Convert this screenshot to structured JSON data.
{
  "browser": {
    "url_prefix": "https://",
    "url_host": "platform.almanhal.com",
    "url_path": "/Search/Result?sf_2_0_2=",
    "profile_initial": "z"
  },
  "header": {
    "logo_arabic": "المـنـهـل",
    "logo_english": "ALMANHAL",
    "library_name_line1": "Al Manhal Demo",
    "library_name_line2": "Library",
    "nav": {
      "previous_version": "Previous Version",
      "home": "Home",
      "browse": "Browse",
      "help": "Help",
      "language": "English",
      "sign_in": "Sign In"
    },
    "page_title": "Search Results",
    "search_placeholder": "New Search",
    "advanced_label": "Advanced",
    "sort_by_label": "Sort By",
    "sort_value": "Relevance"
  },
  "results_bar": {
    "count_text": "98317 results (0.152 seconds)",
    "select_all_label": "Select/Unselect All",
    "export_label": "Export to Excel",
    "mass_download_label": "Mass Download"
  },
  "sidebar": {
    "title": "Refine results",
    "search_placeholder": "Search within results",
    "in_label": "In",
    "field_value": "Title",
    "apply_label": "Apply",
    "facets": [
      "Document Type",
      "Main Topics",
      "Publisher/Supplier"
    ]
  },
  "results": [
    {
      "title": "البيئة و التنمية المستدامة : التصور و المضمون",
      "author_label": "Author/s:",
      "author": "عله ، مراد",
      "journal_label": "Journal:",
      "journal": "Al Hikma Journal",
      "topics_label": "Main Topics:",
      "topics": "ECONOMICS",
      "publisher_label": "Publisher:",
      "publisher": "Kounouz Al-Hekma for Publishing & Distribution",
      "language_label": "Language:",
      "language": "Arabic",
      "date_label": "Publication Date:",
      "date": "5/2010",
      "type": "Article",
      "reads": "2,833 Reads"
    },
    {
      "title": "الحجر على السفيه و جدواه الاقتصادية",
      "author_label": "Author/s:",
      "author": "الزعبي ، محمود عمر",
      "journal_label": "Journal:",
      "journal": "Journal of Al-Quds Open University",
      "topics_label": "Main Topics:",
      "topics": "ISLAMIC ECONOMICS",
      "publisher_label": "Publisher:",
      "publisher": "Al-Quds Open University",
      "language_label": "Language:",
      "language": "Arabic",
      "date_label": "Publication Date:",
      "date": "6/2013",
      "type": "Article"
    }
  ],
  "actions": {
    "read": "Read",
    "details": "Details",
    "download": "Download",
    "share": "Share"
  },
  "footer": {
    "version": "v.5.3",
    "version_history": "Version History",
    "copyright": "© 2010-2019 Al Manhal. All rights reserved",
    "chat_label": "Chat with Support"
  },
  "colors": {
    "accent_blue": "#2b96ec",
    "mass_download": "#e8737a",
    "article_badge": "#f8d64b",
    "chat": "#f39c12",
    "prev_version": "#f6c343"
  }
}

| WHAT THE TASK REQUIRES |
Print every line of the records exactly. Omit nothing.

| RESULT OF THE EXERCISE |
Convert this screenshot to structured JSON data.
{
  "browser": {
    "url_prefix": "https://",
    "url_host": "platform.almanhal.com",
    "url_path": "/Search/Result?sf_2_0_2=",
    "profile_initial": "z"
  },
  "header": {
    "logo_arabic": "المـنـهـل",
    "logo_english": "ALMANHAL",
    "library_name_line1": "Al Manhal Demo",
    "library_name_line2": "Library",
    "nav": {
      "previous_version": "Previous Version",
      "home": "Home",
      "browse": "Browse",
      "help": "Help",
      "language": "English",
      "sign_in": "Sign In"
    },
    "page_title": "Search Results",
    "search_placeholder": "New Search",
    "advanced_label": "Advanced",
    "sort_by_label": "Sort By",
    "sort_value": "Relevance"
  },
  "results_bar": {
    "count_text": "98317 results (0.152 seconds)",
    "select_all_label": "Select/Unselect All",
    "export_label": "Export to Excel",
    "mass_download_label": "Mass Download"
  },
  "sidebar": {
    "title": "Refine results",
    "search_placeholder": "Search within results",
    "in_label": "In",
    "field_value": "Title",
    "apply_label": "Apply",
    "facets": [
      "Document Type",
      "Main Topics",
      "Publisher/Supplier"
    ]
  },
  "results": [
    {
      "title": "البيئة و التنمية المستدامة : التصور و المضمون",
      "author_label": "Author/s:",
      "author": "عله ، مراد",
      "journal_label": "Journal:",
      "journal": "Al Hikma Journal",
      "topics_label": "Main Topics:",
      "topics": "ECONOMICS",
      "publisher_label": "Publisher:",
      "publisher": "Kounouz Al-Hekma for Publishing & Distribution",
      "language_label": "Language:",
      "language": "Arabic",
      "date_label": "Publication Date:",
      "date": "5/2010",
      "type": "Article",
      "reads": "2,833 Reads"
    },
    {
      "title": "الحجر على السفيه و جدواه الاقتصادية",
      "author_label": "Author/s:",
      "author": "الزعبي ، محمود عمر",
      "journal_label": "Journal:",
      "journal": "Journal of Al-Quds Open University",
      "topics_label": "Main Topics:",
      "topics": "ISLAMIC ECONOMICS",
      "publisher_label": "Publisher:",
      "publisher": "Al-Quds Open University",
      "language_label": "Language:",
      "language": "Arabic",
      "date_label": "Publication Date:",
      "date": "6/2013",
      "type": "Article"
    }
  ],
  "actions": {
    "read": "Read",
    "details": "Details",
    "download": "Download",
    "share": "Share"
  },
  "footer": {
    "version": "v.5.3",
    "version_history": "Version History",
    "copyright": "© 2010-2019 Al Manhal. All rights reserved",
    "chat_label": "Chat with Support"
  },
  "colors": {
    "accent_blue": "#2b96ec",
    "mass_download": "#e8737a",
    "article_badge": "#f8d64b",
    "chat": "#f39c12",
    "prev_version": "#f6c343"
  }
}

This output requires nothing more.